> _WHAT YOU ARE ASKED TO DO_
Top to bottom, give the entries again exactly as written.

━━━━━━━━

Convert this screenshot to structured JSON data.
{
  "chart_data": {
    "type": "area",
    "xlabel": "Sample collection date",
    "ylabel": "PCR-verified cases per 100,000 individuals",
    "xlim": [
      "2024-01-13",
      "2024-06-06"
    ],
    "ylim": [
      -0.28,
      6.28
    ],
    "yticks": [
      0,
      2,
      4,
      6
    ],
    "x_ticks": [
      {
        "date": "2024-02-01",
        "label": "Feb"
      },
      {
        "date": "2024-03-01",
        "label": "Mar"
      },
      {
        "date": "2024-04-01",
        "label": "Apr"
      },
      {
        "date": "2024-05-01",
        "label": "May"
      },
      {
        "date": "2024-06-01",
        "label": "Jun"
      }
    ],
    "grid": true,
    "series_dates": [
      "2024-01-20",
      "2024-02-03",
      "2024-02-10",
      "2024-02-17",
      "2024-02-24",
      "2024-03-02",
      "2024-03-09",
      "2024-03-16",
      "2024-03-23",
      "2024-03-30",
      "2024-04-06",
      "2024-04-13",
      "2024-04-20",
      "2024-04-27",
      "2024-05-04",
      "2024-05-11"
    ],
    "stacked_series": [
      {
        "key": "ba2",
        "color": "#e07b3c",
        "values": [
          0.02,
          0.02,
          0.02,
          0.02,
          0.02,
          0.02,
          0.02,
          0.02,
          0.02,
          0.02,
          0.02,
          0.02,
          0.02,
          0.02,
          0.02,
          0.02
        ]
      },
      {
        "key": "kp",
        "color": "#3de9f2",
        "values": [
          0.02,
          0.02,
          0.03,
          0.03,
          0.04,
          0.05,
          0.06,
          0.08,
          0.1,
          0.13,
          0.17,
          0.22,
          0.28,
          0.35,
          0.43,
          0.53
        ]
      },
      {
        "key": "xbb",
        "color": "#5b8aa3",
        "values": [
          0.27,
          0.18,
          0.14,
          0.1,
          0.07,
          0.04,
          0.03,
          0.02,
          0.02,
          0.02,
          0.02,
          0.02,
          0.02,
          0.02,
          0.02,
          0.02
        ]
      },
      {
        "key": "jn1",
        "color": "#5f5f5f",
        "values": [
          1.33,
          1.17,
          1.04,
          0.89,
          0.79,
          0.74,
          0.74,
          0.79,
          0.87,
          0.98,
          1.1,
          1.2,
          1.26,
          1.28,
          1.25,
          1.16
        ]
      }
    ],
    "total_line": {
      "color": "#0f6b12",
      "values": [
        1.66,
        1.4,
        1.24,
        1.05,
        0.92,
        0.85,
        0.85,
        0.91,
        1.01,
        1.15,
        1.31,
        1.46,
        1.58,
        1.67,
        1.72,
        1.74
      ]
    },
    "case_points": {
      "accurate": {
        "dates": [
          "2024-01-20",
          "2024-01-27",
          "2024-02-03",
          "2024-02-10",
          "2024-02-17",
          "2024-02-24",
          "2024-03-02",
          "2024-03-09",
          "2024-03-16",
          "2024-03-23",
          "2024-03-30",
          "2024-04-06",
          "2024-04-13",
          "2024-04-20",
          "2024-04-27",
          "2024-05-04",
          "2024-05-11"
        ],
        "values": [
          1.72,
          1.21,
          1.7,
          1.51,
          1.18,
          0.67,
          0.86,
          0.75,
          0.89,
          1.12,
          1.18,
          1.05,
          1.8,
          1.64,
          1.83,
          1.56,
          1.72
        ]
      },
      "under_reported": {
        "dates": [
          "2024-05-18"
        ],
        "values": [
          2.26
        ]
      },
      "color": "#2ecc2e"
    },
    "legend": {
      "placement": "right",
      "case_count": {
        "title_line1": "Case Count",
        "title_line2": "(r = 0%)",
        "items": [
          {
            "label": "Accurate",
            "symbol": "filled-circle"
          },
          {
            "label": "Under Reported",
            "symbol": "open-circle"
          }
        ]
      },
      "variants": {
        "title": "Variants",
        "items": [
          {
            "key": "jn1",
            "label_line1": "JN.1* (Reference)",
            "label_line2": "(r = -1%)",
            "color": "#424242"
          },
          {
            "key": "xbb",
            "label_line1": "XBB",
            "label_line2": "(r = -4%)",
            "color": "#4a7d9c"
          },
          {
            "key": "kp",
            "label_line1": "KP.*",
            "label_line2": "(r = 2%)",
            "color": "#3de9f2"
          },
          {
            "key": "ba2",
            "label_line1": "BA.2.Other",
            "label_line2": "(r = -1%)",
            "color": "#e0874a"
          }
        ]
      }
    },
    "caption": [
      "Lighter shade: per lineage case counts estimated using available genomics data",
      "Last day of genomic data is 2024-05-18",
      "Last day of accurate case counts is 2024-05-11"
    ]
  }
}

━━━━━━━━

> _WRITTEN SOLUTION_
Convert this screenshot to structured JSON data.
{
  "chart_data": {
    "type": "area",
    "xlabel": "Sample collection date",
    "ylabel": "PCR-verified cases per 100,000 individuals",
    "xlim": [
      "2024-01-13",
      "2024-06-06"
    ],
    "ylim": [
      -0.28,
      6.28
    ],
    "yticks": [
      0,
      2,
      4,
      6
    ],
    "x_ticks": [
      {
        "date": "2024-02-01",
        "label": "Feb"
      },
      {
        "date": "2024-03-01",
        "label": "Mar"
      },
      {
        "date": "2024-04-01",
        "label": "Apr"
      },
      {
        "date": "2024-05-01",
        "label": "May"
      },
      {
        "date": "2024-06-01",
        "label": "Jun"
      }
    ],
    "grid": true,
    "series_dates": [
      "2024-01-20",
      "2024-02-03",
      "2024-02-10",
      "2024-02-17",
      "2024-02-24",
      "2024-03-02",
      "2024-03-09",
      "2024-03-16",
      "2024-03-23",
      "2024-03-30",
      "2024-04-06",
      "2024-04-13",
      "2024-04-20",
      "2024-04-27",
      "2024-05-04",
      "2024-05-11"
    ],
    "stacked_series": [
      {
        "key": "ba2",
        "color": "#e07b3c",
        "values": [
          0.02,
          0.02,
          0.02,
          0.02,
          0.02,
          0.02,
          0.02,
          0.02,
          0.02,
          0.02,
          0.02,
          0.02,
          0.02,
          0.02,
          0.02,
          0.02
        ]
      },
      {
        "key": "kp",
        "color": "#3de9f2",
        "values": [
          0.02,
          0.02,
          0.03,
          0.03,
          0.04,
          0.05,
          0.06,
          0.08,
          0.1,
          0.13,
          0.17,
          0.22,
          0.28,
          0.35,
          0.43,
          0.53
        ]
      },
      {
        "key": "xbb",
        "color": "#5b8aa3",
        "values": [
          0.27,
          0.18,
          0.14,
          0.1,
          0.07,
          0.04,
          0.03,
          0.02,
          0.02,
          0.02,
          0.02,
          0.02,
          0.02,
          0.02,
          0.02,
          0.02
        ]
      },
      {
        "key": "jn1",
        "color": "#5f5f5f",
        "values": [
          1.33,
          1.17,
          1.04,
          0.89,
          0.79,
          0.74,
          0.74,
          0.79,
          0.87,
          0.98,
          1.1,
          1.2,
          1.26,
          1.28,
          1.25,
          1.16
        ]
      }
    ],
    "total_line": {
      "color": "#0f6b12",
      "values": [
        1.66,
        1.4,
        1.24,
        1.05,
        0.92,
        0.85,
        0.85,
        0.91,
        1.01,
        1.15,
        1.31,
        1.46,
        1.58,
        1.67,
        1.72,
        1.74
      ]
    },
    "case_points": {
      "accurate": {
        "dates": [
          "2024-01-20",
          "2024-01-27",
          "2024-02-03",
          "2024-02-10",
          "2024-02-17",
          "2024-02-24",
          "2024-03-02",
          "2024-03-09",
          "2024-03-16",
          "2024-03-23",
          "2024-03-30",
          "2024-04-06",
          "2024-04-13",
          "2024-04-20",
          "2024-04-27",
          "2024-05-04",
          "2024-05-11"
        ],
        "values": [
          1.72,
          1.21,
          1.7,
          1.51,
          1.18,
          0.67,
          0.86,
          0.75,
          0.89,
          1.12,
          1.18,
          1.05,
          1.8,
          1.64,
          1.83,
          1.56,
          1.72
        ]
      },
      "under_reported": {
        "dates": [
          "2024-05-18"
        ],
        "values": [
          2.26
        ]
      },
      "color": "#2ecc2e"
    },
    "legend": {
      "placement": "right",
      "case_count": {
        "title_line1": "Case Count",
        "title_line2": "(r = 0%)",
        "items": [
          {
            "label": "Accurate",
            "symbol": "filled-circle"
          },
          {
            "label": "Under Reported",
            "symbol": "open-circle"
          }
        ]
      },
      "variants": {
        "title": "Variants",
        "items": [
          {
            "key": "jn1",
            "label_line1": "JN.1* (Reference)",
            "label_line2": "(r = -1%)",
            "color": "#424242"
          },
          {
            "key": "xbb",
            "label_line1": "XBB",
            "label_line2": "(r = -4%)",
            "color": "#4a7d9c"
          },
          {
            "key": "kp",
            "label_line1": "KP.*",
            "label_line2": "(r = 2%)",
            "color": "#3de9f2"
          },
          {
            "key": "ba2",
            "label_line1": "BA.2.Other",
            "label_line2": "(r = -1%)",
            "color": "#e0874a"
          }
        ]
      }
    },
    "caption": [
      "Lighter shade: per lineage case counts estimated using available genomics data",
      "Last day of genomic data is 2024-05-18",
      "Last day of accurate case counts is 2024-05-11"
    ]
  }
}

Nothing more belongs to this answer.